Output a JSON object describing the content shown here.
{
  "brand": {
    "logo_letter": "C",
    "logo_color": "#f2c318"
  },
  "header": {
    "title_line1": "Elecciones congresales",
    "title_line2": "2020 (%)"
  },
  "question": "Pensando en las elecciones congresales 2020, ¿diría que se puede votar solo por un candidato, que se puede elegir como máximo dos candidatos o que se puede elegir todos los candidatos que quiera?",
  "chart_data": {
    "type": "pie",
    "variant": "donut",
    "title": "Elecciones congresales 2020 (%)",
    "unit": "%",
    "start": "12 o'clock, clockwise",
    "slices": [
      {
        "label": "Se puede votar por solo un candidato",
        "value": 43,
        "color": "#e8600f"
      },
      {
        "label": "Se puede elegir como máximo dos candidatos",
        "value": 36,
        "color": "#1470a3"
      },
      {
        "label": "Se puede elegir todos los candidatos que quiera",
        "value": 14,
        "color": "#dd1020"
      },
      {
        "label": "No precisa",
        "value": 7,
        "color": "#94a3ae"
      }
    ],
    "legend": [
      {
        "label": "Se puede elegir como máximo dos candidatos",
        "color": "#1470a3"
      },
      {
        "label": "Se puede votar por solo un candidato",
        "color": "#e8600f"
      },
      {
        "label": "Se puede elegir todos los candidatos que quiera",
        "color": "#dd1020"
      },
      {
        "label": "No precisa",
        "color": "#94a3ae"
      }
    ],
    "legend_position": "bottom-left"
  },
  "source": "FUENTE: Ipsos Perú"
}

######

__WHAT IS REQUIRED__
Output all of the material, please, exactly as it stands.

__WRITTEN ANSWER__
Output a JSON object describing the content shown here.
{
  "brand": {
    "logo_letter": "C",
    "logo_color": "#f2c318"
  },
  "header": {
    "title_line1": "Elecciones congresales",
    "title_line2": "2020 (%)"
  },
  "question": "Pensando en las elecciones congresales 2020, ¿diría que se puede votar solo por un candidato, que se puede elegir como máximo dos candidatos o que se puede elegir todos los candidatos que quiera?",
  "chart_data": {
    "type": "pie",
    "variant": "donut",
    "title": "Elecciones congresales 2020 (%)",
    "unit": "%",
    "start": "12 o'clock, clockwise",
    "slices": [
      {
        "label": "Se puede votar por solo un candidato",
        "value": 43,
        "color": "#e8600f"
      },
      {
        "label": "Se puede elegir como máximo dos candidatos",
        "value": 36,
        "color": "#1470a3"
      },
      {
        "label": "Se puede elegir todos los candidatos que quiera",
        "value": 14,
        "color": "#dd1020"
      },
      {
        "label": "No precisa",
        "value": 7,
        "color": "#94a3ae"
      }
    ],
    "legend": [
      {
        "label": "Se puede elegir como máximo dos candidatos",
        "color": "#1470a3"
      },
      {
        "label": "Se puede votar por solo un candidato",
        "color": "#e8600f"
      },
      {
        "label": "Se puede elegir todos los candidatos que quiera",
        "color": "#dd1020"
      },
      {
        "label": "No precisa",
        "color": "#94a3ae"
      }
    ],
    "legend_position": "bottom-left"
  },
  "source": "FUENTE: Ipsos Perú"
}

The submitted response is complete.